Problem to work on => Return each line of the records holding the string "left".
::: Provided records :::
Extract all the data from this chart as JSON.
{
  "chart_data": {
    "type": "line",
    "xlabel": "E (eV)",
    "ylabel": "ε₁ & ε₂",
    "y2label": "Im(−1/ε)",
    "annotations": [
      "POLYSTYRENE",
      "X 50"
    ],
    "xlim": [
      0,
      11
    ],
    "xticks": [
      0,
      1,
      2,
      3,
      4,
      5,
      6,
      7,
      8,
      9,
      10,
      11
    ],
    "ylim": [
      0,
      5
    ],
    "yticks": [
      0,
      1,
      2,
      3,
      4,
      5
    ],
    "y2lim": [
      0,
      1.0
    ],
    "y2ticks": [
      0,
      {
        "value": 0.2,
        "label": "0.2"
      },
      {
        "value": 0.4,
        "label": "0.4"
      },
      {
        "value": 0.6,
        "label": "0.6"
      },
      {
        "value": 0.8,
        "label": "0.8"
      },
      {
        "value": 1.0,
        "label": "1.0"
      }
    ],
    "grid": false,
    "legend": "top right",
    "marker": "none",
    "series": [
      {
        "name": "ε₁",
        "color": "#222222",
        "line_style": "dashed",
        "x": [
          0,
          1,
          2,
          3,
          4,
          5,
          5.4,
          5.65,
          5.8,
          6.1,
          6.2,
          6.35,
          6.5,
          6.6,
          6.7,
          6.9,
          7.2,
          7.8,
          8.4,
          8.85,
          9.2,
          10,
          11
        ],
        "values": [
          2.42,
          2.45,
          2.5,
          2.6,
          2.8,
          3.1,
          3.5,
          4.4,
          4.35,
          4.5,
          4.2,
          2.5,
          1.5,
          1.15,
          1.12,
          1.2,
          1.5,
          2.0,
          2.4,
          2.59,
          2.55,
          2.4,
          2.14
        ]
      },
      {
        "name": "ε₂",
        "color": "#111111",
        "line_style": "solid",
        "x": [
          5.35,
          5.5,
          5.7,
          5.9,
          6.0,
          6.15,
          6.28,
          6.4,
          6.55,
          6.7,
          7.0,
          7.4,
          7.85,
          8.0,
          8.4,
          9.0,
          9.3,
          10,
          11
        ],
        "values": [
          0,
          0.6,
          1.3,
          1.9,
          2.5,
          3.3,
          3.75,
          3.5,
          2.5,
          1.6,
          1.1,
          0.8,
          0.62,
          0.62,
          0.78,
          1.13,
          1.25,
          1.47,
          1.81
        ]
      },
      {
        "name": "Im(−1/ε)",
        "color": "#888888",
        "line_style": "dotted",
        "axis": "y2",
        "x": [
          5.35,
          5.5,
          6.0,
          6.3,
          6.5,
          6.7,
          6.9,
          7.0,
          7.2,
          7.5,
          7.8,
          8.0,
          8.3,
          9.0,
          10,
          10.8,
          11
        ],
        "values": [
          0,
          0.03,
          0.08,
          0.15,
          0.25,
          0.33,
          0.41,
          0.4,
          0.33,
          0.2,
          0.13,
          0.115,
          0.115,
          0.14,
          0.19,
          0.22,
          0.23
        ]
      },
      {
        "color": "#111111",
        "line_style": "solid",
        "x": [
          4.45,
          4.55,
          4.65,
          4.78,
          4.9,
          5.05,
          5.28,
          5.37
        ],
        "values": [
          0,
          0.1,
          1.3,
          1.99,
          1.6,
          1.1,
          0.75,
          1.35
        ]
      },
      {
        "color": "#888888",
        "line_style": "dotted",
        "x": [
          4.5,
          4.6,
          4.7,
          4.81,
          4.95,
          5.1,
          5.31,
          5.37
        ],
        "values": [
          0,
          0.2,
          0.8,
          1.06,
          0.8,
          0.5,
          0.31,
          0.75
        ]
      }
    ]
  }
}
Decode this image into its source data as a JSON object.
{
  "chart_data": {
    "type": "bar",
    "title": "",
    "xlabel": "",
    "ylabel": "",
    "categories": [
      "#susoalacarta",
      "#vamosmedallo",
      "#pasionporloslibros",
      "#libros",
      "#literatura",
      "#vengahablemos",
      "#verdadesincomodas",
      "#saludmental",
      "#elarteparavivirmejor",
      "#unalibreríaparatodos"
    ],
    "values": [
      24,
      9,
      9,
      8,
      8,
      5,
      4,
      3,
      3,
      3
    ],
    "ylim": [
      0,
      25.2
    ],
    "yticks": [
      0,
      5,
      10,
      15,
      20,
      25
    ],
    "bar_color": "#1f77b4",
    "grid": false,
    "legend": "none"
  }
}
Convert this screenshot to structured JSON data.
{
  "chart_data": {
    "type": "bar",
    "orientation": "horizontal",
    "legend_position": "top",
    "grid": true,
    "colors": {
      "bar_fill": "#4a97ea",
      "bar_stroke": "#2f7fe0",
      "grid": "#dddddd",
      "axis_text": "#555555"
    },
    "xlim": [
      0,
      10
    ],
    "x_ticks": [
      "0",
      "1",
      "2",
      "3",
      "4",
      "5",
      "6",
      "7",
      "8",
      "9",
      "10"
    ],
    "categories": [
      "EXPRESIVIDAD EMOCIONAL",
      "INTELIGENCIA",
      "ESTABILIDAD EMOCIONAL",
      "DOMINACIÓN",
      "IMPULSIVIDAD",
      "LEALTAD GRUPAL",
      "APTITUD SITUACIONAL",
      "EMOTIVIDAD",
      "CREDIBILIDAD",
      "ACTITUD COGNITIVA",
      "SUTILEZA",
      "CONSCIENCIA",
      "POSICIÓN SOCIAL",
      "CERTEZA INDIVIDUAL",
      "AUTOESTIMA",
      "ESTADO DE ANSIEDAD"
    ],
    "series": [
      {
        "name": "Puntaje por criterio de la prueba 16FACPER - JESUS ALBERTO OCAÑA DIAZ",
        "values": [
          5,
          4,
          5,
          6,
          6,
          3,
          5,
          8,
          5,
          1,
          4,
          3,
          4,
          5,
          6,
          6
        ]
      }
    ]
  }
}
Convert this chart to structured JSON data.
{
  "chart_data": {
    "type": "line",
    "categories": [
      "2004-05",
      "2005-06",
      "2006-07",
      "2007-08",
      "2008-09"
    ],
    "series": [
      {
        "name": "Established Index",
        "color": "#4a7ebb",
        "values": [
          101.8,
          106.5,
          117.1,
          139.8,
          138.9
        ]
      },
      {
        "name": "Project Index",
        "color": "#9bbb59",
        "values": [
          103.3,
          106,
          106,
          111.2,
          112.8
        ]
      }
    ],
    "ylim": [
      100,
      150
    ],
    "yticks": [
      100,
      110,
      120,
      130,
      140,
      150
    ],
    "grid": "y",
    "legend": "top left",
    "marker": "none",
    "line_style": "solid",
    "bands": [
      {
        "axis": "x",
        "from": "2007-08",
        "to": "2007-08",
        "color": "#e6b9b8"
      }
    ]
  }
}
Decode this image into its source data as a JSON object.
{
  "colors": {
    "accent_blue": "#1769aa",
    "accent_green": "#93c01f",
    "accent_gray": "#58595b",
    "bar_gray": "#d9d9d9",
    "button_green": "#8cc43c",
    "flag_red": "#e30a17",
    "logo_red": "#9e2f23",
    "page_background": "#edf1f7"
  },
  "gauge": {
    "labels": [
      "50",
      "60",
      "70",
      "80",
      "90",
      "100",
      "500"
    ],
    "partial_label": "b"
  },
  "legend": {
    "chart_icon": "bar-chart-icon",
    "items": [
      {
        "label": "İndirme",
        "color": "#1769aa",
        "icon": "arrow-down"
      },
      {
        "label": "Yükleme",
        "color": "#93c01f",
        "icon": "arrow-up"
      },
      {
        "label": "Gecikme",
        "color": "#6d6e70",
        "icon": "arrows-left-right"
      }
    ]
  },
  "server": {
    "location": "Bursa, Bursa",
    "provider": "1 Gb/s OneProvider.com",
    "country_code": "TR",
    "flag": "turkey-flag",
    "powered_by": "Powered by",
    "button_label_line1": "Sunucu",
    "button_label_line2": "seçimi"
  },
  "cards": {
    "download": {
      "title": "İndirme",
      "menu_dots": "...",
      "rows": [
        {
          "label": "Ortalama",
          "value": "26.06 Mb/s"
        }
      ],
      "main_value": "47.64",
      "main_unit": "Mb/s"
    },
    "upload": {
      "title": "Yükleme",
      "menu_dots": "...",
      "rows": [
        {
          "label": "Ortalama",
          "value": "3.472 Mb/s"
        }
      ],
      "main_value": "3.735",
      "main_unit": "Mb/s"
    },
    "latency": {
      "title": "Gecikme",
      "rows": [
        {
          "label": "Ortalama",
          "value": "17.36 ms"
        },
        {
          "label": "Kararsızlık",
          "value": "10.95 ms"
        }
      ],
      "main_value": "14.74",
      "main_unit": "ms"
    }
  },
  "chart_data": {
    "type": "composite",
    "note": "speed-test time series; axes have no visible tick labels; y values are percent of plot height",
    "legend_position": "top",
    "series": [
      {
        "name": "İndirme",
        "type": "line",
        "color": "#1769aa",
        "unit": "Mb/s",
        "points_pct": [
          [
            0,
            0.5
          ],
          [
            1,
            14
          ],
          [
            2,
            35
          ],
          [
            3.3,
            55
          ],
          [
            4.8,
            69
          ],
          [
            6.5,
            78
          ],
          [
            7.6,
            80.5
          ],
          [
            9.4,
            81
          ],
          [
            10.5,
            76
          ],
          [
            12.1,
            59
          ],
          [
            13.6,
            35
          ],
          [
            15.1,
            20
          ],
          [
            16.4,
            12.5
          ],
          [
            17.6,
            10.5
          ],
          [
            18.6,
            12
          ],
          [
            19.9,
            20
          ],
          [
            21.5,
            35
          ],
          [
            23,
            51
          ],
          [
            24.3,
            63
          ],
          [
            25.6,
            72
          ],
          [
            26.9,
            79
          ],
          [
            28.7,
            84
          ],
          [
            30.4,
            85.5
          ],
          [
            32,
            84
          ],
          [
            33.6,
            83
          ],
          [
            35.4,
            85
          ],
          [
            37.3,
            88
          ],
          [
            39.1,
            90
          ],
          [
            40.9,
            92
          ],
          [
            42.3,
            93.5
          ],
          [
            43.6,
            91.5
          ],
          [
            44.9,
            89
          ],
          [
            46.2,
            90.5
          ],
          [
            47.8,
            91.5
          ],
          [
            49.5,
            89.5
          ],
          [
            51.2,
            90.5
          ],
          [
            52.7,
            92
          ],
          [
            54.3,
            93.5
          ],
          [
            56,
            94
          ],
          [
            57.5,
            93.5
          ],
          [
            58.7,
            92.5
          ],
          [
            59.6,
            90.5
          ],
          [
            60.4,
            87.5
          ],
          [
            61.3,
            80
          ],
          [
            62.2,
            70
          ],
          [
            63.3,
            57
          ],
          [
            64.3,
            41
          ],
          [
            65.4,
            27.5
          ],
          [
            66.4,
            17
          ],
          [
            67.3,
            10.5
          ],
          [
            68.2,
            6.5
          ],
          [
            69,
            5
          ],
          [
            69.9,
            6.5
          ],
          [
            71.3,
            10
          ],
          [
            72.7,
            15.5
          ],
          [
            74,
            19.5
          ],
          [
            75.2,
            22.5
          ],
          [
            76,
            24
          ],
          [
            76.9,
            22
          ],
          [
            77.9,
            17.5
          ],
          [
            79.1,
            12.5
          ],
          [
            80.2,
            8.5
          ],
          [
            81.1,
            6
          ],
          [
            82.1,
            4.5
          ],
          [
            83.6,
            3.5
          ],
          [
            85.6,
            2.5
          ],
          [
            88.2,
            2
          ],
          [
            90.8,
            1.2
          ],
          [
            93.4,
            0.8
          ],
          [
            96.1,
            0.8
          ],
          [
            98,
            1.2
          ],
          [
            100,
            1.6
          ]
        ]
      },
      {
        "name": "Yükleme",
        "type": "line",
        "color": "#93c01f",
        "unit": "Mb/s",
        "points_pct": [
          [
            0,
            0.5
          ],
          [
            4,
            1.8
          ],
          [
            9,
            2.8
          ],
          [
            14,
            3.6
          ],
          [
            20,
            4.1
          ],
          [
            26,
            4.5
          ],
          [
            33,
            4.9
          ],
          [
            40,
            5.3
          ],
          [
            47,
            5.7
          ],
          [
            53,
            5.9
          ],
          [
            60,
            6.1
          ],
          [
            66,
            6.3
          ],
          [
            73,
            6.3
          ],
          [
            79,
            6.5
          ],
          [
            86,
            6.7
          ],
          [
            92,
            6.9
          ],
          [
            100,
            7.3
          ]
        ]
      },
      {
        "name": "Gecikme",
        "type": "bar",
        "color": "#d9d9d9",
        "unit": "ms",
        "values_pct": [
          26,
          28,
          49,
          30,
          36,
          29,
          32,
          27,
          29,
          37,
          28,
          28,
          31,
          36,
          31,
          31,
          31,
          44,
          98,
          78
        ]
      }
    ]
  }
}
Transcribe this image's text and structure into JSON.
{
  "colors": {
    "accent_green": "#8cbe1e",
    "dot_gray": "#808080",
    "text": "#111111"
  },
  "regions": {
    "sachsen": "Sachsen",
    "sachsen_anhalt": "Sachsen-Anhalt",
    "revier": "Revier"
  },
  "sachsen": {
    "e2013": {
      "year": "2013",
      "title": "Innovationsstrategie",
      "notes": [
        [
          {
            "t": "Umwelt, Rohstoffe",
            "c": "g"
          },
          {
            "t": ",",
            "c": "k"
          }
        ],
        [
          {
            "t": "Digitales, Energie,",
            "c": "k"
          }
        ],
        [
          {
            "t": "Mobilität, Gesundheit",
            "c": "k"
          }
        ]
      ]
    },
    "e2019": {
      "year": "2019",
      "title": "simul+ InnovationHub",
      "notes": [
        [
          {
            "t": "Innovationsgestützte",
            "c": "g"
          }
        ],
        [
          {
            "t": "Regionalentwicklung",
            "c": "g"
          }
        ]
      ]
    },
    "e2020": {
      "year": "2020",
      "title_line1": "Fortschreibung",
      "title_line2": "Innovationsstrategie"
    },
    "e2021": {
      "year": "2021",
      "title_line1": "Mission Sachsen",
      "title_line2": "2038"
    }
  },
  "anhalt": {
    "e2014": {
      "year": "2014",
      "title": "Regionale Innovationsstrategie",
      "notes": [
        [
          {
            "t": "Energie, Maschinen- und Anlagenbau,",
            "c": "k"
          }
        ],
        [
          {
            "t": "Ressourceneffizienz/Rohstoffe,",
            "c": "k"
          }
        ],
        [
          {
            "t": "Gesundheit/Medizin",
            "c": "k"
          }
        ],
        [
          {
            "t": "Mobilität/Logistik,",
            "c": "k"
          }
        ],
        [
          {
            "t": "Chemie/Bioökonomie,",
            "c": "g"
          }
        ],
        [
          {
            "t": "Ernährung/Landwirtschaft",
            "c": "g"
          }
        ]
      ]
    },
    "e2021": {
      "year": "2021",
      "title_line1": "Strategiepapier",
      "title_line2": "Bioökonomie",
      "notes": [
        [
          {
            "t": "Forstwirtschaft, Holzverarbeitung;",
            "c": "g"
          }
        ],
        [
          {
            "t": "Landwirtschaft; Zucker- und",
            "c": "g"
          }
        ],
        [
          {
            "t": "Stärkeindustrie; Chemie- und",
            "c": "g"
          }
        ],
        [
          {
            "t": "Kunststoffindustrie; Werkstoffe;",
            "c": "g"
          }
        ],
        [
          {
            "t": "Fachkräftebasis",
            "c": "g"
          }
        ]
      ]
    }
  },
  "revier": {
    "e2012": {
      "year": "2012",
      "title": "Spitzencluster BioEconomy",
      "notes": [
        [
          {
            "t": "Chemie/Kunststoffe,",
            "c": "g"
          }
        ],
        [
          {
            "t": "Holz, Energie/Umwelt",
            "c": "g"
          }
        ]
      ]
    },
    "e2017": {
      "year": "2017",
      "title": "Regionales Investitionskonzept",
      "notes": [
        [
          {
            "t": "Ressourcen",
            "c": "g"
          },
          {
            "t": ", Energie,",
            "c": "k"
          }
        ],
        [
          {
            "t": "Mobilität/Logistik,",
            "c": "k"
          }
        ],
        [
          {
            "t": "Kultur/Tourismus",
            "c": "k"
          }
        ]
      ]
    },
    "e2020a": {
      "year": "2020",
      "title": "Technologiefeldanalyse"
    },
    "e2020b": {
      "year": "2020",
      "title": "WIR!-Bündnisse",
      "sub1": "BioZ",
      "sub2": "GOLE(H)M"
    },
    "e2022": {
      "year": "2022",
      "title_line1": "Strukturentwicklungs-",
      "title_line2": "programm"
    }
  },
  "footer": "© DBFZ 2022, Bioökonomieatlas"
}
:::
Answer =>
    "legend": "top left",
        "icon": "arrows-left-right"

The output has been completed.